(Collected data)
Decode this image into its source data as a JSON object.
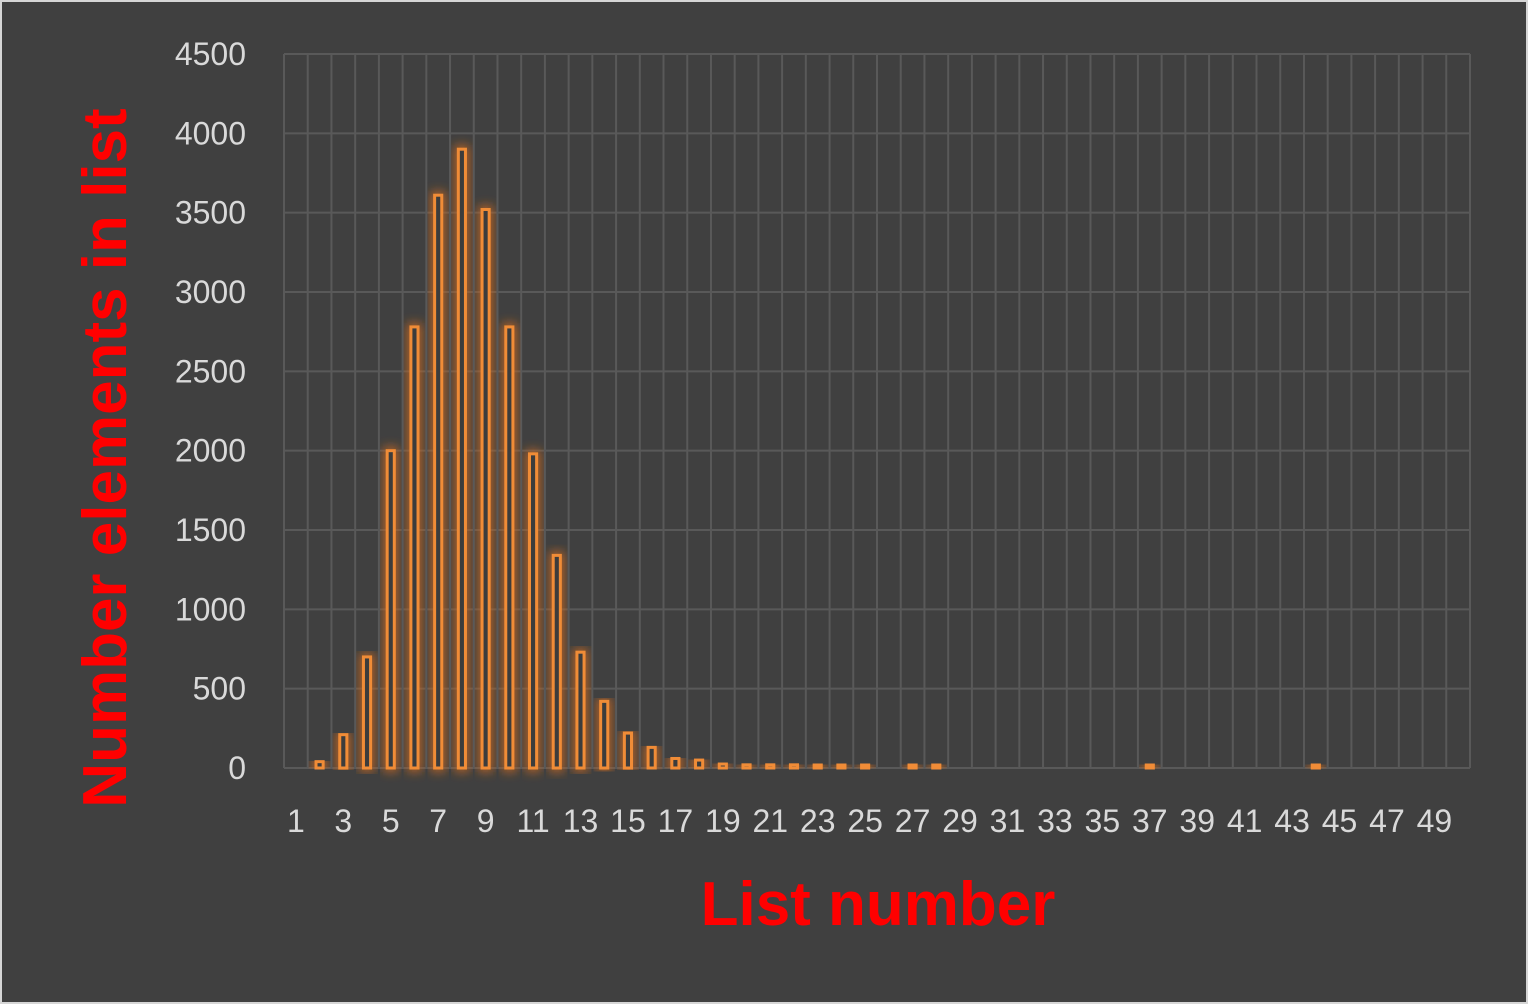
{
  "chart_data": {
    "type": "bar",
    "title": "",
    "xlabel": "List number",
    "ylabel": "Number elements in list",
    "categories": [
      1,
      2,
      3,
      4,
      5,
      6,
      7,
      8,
      9,
      10,
      11,
      12,
      13,
      14,
      15,
      16,
      17,
      18,
      19,
      20,
      21,
      22,
      23,
      24,
      25,
      26,
      27,
      28,
      29,
      30,
      31,
      32,
      33,
      34,
      35,
      36,
      37,
      38,
      39,
      40,
      41,
      42,
      43,
      44,
      45,
      46,
      47,
      48,
      49,
      50
    ],
    "x_tick_labels": [
      "1",
      "3",
      "5",
      "7",
      "9",
      "11",
      "13",
      "15",
      "17",
      "19",
      "21",
      "23",
      "25",
      "27",
      "29",
      "31",
      "33",
      "35",
      "37",
      "39",
      "41",
      "43",
      "45",
      "47",
      "49"
    ],
    "values": [
      0,
      40,
      210,
      700,
      2000,
      2780,
      3610,
      3900,
      3520,
      2780,
      1980,
      1340,
      730,
      420,
      220,
      130,
      60,
      50,
      25,
      20,
      20,
      20,
      15,
      15,
      15,
      0,
      15,
      15,
      0,
      0,
      0,
      0,
      0,
      0,
      0,
      0,
      10,
      0,
      0,
      0,
      0,
      0,
      0,
      10,
      0,
      0,
      0,
      0,
      0,
      0
    ],
    "ylim": [
      0,
      4500
    ],
    "y_ticks": [
      0,
      500,
      1000,
      1500,
      2000,
      2500,
      3000,
      3500,
      4000,
      4500
    ],
    "grid": true,
    "legend": "none",
    "colors": {
      "background": "#404040",
      "bar_stroke": "#f08c37",
      "bar_fill": "#3c3c3c",
      "bar_glow": "#c4661f",
      "grid": "#595959",
      "tick_label": "#d9d9d9",
      "axis_title": "#ff0000"
    }
  }
}
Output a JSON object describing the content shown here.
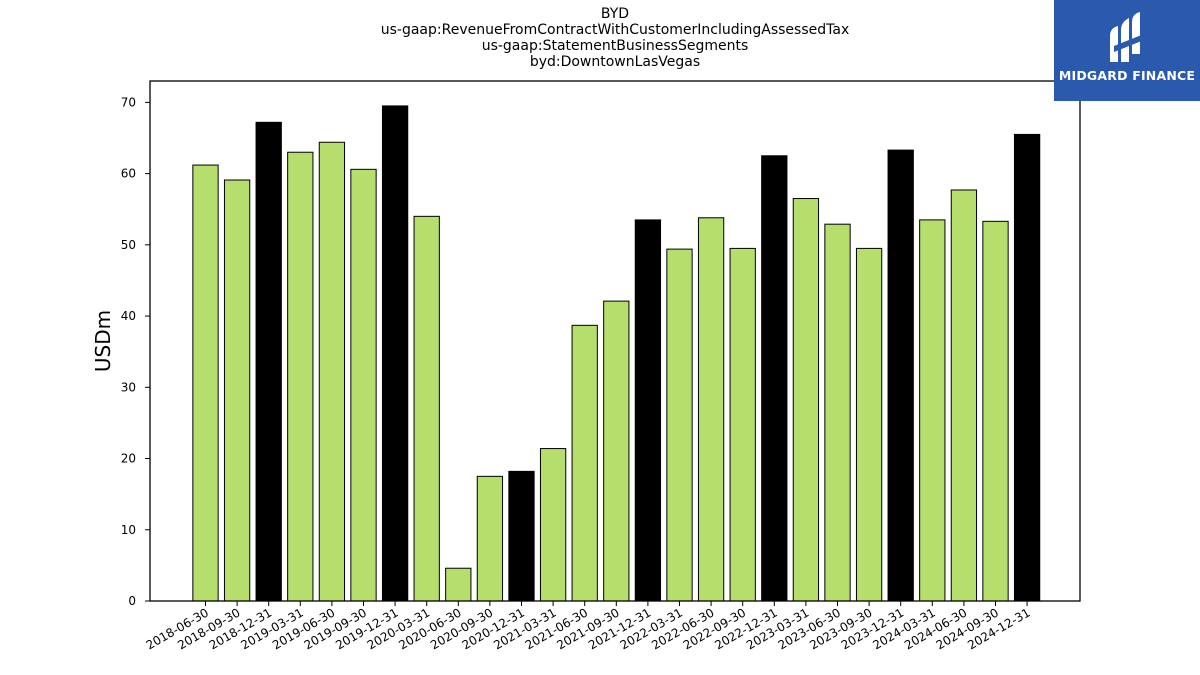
{
  "title_lines": [
    "BYD",
    "us-gaap:RevenueFromContractWithCustomerIncludingAssessedTax",
    "us-gaap:StatementBusinessSegments",
    "byd:DowntownLasVegas"
  ],
  "logo": {
    "text": "MIDGARD FINANCE",
    "background": "#2a59ad",
    "icon": "midgard-logo-icon"
  },
  "chart_data": {
    "type": "bar",
    "ylabel": "USDm",
    "xlabel": "",
    "ylim": [
      0,
      73
    ],
    "yticks": [
      0,
      10,
      20,
      30,
      40,
      50,
      60,
      70
    ],
    "grid": false,
    "colors": {
      "quarter": "#b5de6c",
      "year_end": "#000000",
      "edge": "#000000"
    },
    "categories": [
      "2018-06-30",
      "2018-09-30",
      "2018-12-31",
      "2019-03-31",
      "2019-06-30",
      "2019-09-30",
      "2019-12-31",
      "2020-03-31",
      "2020-06-30",
      "2020-09-30",
      "2020-12-31",
      "2021-03-31",
      "2021-06-30",
      "2021-09-30",
      "2021-12-31",
      "2022-03-31",
      "2022-06-30",
      "2022-09-30",
      "2022-12-31",
      "2023-03-31",
      "2023-06-30",
      "2023-09-30",
      "2023-12-31",
      "2024-03-31",
      "2024-06-30",
      "2024-09-30",
      "2024-12-31"
    ],
    "values": [
      61.2,
      59.1,
      67.2,
      63.0,
      64.4,
      60.6,
      69.5,
      54.0,
      4.6,
      17.5,
      18.2,
      21.4,
      38.7,
      42.1,
      53.5,
      49.4,
      53.8,
      49.5,
      62.5,
      56.5,
      52.9,
      49.5,
      63.3,
      53.5,
      57.7,
      53.3,
      65.5
    ],
    "year_end": [
      false,
      false,
      true,
      false,
      false,
      false,
      true,
      false,
      false,
      false,
      true,
      false,
      false,
      false,
      true,
      false,
      false,
      false,
      true,
      false,
      false,
      false,
      true,
      false,
      false,
      false,
      true
    ]
  }
}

* What to work on:
Transcribe the full listing above exactly as it stands, minus the pictures.

* Task result:
Decode this image into its source data as a JSON object.
{
  "chart_data": {
    "type": "bar",
    "title": "",
    "xlabel": "List number",
    "ylabel": "Number elements in list",
    "categories": [
      1,
      2,
      3,
      4,
      5,
      6,
      7,
      8,
      9,
      10,
      11,
      12,
      13,
      14,
      15,
      16,
      17,
      18,
      19,
      20,
      21,
      22,
      23,
      24,
      25,
      26,
      27,
      28,
      29,
      30,
      31,
      32,
      33,
      34,
      35,
      36,
      37,
      38,
      39,
      40,
      41,
      42,
      43,
      44,
      45,
      46,
      47,
      48,
      49,
      50
    ],
    "x_tick_labels": [
      "1",
      "3",
      "5",
      "7",
      "9",
      "11",
      "13",
      "15",
      "17",
      "19",
      "21",
      "23",
      "25",
      "27",
      "29",
      "31",
      "33",
      "35",
      "37",
      "39",
      "41",
      "43",
      "45",
      "47",
      "49"
    ],
    "values": [
      0,
      40,
      210,
      700,
      2000,
      2780,
      3610,
      3900,
      3520,
      2780,
      1980,
      1340,
      730,
      420,
      220,
      130,
      60,
      50,
      25,
      20,
      20,
      20,
      15,
      15,
      15,
      0,
      15,
      15,
      0,
      0,
      0,
      0,
      0,
      0,
      0,
      0,
      10,
      0,
      0,
      0,
      0,
      0,
      0,
      10,
      0,
      0,
      0,
      0,
      0,
      0
    ],
    "ylim": [
      0,
      4500
    ],
    "y_ticks": [
      0,
      500,
      1000,
      1500,
      2000,
      2500,
      3000,
      3500,
      4000,
      4500
    ],
    "grid": true,
    "legend": "none",
    "colors": {
      "background": "#404040",
      "bar_stroke": "#f08c37",
      "bar_fill": "#3c3c3c",
      "bar_glow": "#c4661f",
      "grid": "#595959",
      "tick_label": "#d9d9d9",
      "axis_title": "#ff0000"
    }
  }
}
Output a JSON object describing the content shown here.
{
  "title_lines": [
    "BYD",
    "us-gaap:RevenueFromContractWithCustomerIncludingAssessedTax",
    "us-gaap:StatementBusinessSegments",
    "byd:DowntownLasVegas"
  ],
  "logo": {
    "text": "MIDGARD FINANCE",
    "background": "#2a59ad",
    "icon": "midgard-logo-icon"
  },
  "chart_data": {
    "type": "bar",
    "ylabel": "USDm",
    "xlabel": "",
    "ylim": [
      0,
      73
    ],
    "yticks": [
      0,
      10,
      20,
      30,
      40,
      50,
      60,
      70
    ],
    "grid": false,
    "colors": {
      "quarter": "#b5de6c",
      "year_end": "#000000",
      "edge": "#000000"
    },
    "categories": [
      "2018-06-30",
      "2018-09-30",
      "2018-12-31",
      "2019-03-31",
      "2019-06-30",
      "2019-09-30",
      "2019-12-31",
      "2020-03-31",
      "2020-06-30",
      "2020-09-30",
      "2020-12-31",
      "2021-03-31",
      "2021-06-30",
      "2021-09-30",
      "2021-12-31",
      "2022-03-31",
      "2022-06-30",
      "2022-09-30",
      "2022-12-31",
      "2023-03-31",
      "2023-06-30",
      "2023-09-30",
      "2023-12-31",
      "2024-03-31",
      "2024-06-30",
      "2024-09-30",
      "2024-12-31"
    ],
    "values": [
      61.2,
      59.1,
      67.2,
      63.0,
      64.4,
      60.6,
      69.5,
      54.0,
      4.6,
      17.5,
      18.2,
      21.4,
      38.7,
      42.1,
      53.5,
      49.4,
      53.8,
      49.5,
      62.5,
      56.5,
      52.9,
      49.5,
      63.3,
      53.5,
      57.7,
      53.3,
      65.5
    ],
    "year_end": [
      false,
      false,
      true,
      false,
      false,
      false,
      true,
      false,
      false,
      false,
      true,
      false,
      false,
      false,
      true,
      false,
      false,
      false,
      true,
      false,
      false,
      false,
      true,
      false,
      false,
      false,
      true
    ]
  }
}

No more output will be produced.